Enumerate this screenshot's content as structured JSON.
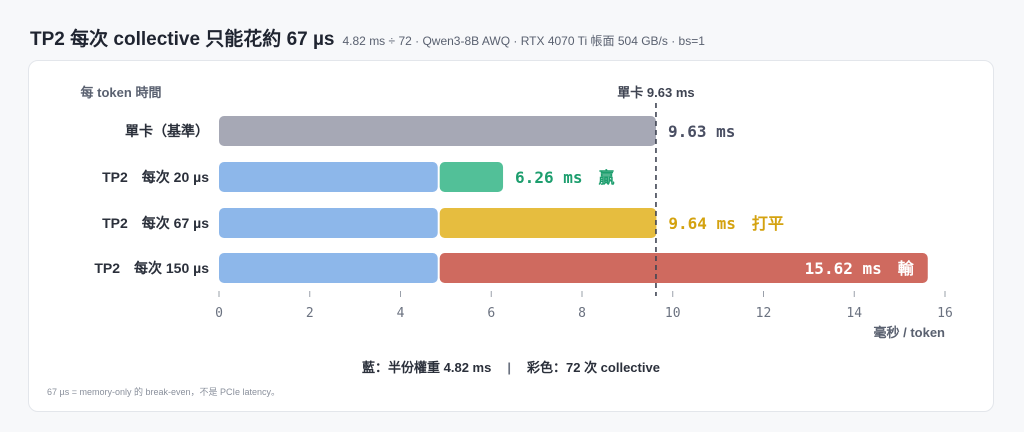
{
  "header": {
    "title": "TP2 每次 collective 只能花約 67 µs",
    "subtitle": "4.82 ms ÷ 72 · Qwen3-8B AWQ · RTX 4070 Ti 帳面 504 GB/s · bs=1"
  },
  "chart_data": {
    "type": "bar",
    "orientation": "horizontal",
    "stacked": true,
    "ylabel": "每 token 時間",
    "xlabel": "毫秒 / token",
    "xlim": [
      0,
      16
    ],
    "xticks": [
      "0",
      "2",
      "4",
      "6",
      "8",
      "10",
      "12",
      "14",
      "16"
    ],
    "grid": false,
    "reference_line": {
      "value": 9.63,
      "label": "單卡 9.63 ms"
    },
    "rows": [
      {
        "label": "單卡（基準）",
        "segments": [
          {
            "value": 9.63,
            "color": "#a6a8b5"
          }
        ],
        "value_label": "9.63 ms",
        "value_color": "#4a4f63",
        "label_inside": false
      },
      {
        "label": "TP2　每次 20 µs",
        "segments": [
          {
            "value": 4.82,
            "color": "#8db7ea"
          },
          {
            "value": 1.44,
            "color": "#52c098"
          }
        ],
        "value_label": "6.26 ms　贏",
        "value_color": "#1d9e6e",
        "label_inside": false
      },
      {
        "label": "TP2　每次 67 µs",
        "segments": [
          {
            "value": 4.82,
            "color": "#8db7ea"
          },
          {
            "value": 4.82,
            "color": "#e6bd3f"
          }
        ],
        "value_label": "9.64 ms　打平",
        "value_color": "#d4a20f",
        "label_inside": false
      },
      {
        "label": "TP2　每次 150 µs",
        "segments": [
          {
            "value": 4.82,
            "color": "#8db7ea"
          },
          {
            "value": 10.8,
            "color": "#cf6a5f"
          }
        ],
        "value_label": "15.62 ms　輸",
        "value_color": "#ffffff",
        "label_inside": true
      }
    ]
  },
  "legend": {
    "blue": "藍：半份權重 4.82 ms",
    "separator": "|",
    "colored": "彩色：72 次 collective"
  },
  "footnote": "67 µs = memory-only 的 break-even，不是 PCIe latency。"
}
::::::::::
> TO BE DONE
Your task is to retype all the entries exactly and leave out any pictures.

> ANSWER
Enumerate this screenshot's content as structured JSON.
{
  "header": {
    "title": "TP2 每次 collective 只能花約 67 µs",
    "subtitle": "4.82 ms ÷ 72 · Qwen3-8B AWQ · RTX 4070 Ti 帳面 504 GB/s · bs=1"
  },
  "chart_data": {
    "type": "bar",
    "orientation": "horizontal",
    "stacked": true,
    "ylabel": "每 token 時間",
    "xlabel": "毫秒 / token",
    "xlim": [
      0,
      16
    ],
    "xticks": [
      "0",
      "2",
      "4",
      "6",
      "8",
      "10",
      "12",
      "14",
      "16"
    ],
    "grid": false,
    "reference_line": {
      "value": 9.63,
      "label": "單卡 9.63 ms"
    },
    "rows": [
      {
        "label": "單卡（基準）",
        "segments": [
          {
            "value": 9.63,
            "color": "#a6a8b5"
          }
        ],
        "value_label": "9.63 ms",
        "value_color": "#4a4f63",
        "label_inside": false
      },
      {
        "label": "TP2　每次 20 µs",
        "segments": [
          {
            "value": 4.82,
            "color": "#8db7ea"
          },
          {
            "value": 1.44,
            "color": "#52c098"
          }
        ],
        "value_label": "6.26 ms　贏",
        "value_color": "#1d9e6e",
        "label_inside": false
      },
      {
        "label": "TP2　每次 67 µs",
        "segments": [
          {
            "value": 4.82,
            "color": "#8db7ea"
          },
          {
            "value": 4.82,
            "color": "#e6bd3f"
          }
        ],
        "value_label": "9.64 ms　打平",
        "value_color": "#d4a20f",
        "label_inside": false
      },
      {
        "label": "TP2　每次 150 µs",
        "segments": [
          {
            "value": 4.82,
            "color": "#8db7ea"
          },
          {
            "value": 10.8,
            "color": "#cf6a5f"
          }
        ],
        "value_label": "15.62 ms　輸",
        "value_color": "#ffffff",
        "label_inside": true
      }
    ]
  },
  "legend": {
    "blue": "藍：半份權重 4.82 ms",
    "separator": "|",
    "colored": "彩色：72 次 collective"
  },
  "footnote": "67 µs = memory-only 的 break-even，不是 PCIe latency。"
}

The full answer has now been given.